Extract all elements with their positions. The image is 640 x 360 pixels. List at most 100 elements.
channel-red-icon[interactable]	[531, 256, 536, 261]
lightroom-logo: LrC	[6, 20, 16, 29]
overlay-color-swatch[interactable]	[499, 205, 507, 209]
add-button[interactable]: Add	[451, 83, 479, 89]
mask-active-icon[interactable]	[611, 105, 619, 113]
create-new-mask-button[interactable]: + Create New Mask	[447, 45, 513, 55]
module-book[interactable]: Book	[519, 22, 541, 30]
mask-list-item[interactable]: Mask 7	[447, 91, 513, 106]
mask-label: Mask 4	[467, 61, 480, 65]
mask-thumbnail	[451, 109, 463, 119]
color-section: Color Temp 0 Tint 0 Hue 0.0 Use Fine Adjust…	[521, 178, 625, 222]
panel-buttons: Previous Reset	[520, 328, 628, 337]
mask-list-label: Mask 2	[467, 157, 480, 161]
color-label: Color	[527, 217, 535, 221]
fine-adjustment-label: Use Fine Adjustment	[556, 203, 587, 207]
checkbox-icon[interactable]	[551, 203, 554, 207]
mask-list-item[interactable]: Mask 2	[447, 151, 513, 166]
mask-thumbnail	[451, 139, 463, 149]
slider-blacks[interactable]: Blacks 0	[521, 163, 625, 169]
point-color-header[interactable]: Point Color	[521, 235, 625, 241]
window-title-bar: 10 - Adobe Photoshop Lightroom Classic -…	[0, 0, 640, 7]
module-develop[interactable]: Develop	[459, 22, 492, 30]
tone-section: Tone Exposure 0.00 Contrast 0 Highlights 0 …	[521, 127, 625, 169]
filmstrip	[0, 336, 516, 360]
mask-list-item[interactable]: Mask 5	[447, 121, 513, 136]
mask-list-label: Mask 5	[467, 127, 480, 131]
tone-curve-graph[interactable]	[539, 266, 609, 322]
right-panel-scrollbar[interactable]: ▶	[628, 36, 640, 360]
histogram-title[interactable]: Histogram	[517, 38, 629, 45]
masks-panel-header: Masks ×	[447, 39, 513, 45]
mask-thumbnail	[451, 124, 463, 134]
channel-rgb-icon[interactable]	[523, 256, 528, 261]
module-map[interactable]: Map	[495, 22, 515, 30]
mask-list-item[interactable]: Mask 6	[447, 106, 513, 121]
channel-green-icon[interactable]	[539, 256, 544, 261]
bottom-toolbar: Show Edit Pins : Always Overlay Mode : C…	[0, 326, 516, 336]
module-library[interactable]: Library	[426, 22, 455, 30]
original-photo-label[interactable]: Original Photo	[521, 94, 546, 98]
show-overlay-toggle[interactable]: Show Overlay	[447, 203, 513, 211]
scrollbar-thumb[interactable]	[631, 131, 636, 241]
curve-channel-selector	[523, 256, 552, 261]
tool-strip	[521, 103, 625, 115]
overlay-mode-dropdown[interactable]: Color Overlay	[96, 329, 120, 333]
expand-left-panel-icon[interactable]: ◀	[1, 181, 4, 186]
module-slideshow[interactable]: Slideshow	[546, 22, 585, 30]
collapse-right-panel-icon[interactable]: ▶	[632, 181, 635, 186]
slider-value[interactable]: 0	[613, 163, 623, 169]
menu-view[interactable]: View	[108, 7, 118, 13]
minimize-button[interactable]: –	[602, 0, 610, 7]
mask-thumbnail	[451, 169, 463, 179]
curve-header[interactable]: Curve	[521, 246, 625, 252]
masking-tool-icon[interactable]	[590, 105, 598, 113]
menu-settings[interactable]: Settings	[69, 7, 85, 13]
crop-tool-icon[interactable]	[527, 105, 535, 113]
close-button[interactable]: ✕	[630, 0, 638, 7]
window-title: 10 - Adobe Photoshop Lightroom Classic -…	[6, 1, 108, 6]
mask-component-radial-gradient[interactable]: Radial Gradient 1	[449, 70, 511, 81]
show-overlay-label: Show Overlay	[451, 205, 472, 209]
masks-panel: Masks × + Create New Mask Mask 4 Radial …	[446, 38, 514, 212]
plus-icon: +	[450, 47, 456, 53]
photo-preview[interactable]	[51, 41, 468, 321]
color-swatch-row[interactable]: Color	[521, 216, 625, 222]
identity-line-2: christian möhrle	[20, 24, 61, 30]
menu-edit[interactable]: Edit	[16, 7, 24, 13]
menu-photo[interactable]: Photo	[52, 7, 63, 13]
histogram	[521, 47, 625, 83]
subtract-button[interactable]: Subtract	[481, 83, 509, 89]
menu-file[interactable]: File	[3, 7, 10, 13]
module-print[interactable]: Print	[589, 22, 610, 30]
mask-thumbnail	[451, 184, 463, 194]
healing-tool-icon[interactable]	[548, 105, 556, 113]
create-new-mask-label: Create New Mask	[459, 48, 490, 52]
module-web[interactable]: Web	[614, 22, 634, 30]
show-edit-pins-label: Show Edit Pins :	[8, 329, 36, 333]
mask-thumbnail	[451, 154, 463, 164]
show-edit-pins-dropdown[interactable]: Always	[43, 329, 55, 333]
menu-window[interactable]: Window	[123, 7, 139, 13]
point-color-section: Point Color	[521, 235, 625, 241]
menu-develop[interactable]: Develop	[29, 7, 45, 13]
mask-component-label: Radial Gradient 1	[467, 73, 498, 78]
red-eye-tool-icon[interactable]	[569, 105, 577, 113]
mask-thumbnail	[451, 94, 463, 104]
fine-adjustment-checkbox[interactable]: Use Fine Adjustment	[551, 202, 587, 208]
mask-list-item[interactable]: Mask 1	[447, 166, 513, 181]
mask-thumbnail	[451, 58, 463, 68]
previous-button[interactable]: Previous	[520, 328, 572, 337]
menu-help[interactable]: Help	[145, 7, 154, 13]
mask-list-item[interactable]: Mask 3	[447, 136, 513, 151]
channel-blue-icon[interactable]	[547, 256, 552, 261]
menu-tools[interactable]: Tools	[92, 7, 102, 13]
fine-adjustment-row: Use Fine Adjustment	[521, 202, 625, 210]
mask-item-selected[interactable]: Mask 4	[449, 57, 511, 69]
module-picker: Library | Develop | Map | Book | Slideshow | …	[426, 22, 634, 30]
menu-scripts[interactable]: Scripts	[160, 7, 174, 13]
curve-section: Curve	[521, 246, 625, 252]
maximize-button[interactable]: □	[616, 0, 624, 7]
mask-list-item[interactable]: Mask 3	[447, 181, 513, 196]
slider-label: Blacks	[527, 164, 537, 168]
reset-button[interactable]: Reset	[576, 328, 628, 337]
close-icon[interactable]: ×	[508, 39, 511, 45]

EXERCISE.
Copy the lines above without any changes, from the first line through the line containing "139, 463, 149]". Include both of those lines.

TASK OUTPUT.
Extract all elements with their positions. The image is 640 x 360 pixels. List at most 100 elements.
channel-red-icon[interactable]	[531, 256, 536, 261]
lightroom-logo: LrC	[6, 20, 16, 29]
overlay-color-swatch[interactable]	[499, 205, 507, 209]
add-button[interactable]: Add	[451, 83, 479, 89]
mask-active-icon[interactable]	[611, 105, 619, 113]
create-new-mask-button[interactable]: + Create New Mask	[447, 45, 513, 55]
module-book[interactable]: Book	[519, 22, 541, 30]
mask-list-item[interactable]: Mask 7	[447, 91, 513, 106]
mask-label: Mask 4	[467, 61, 480, 65]
mask-thumbnail	[451, 109, 463, 119]
color-section: Color Temp 0 Tint 0 Hue 0.0 Use Fine Adjust…	[521, 178, 625, 222]
panel-buttons: Previous Reset	[520, 328, 628, 337]
mask-list-label: Mask 2	[467, 157, 480, 161]
color-label: Color	[527, 217, 535, 221]
fine-adjustment-label: Use Fine Adjustment	[556, 203, 587, 207]
checkbox-icon[interactable]	[551, 203, 554, 207]
mask-list-item[interactable]: Mask 2	[447, 151, 513, 166]
mask-thumbnail	[451, 139, 463, 149]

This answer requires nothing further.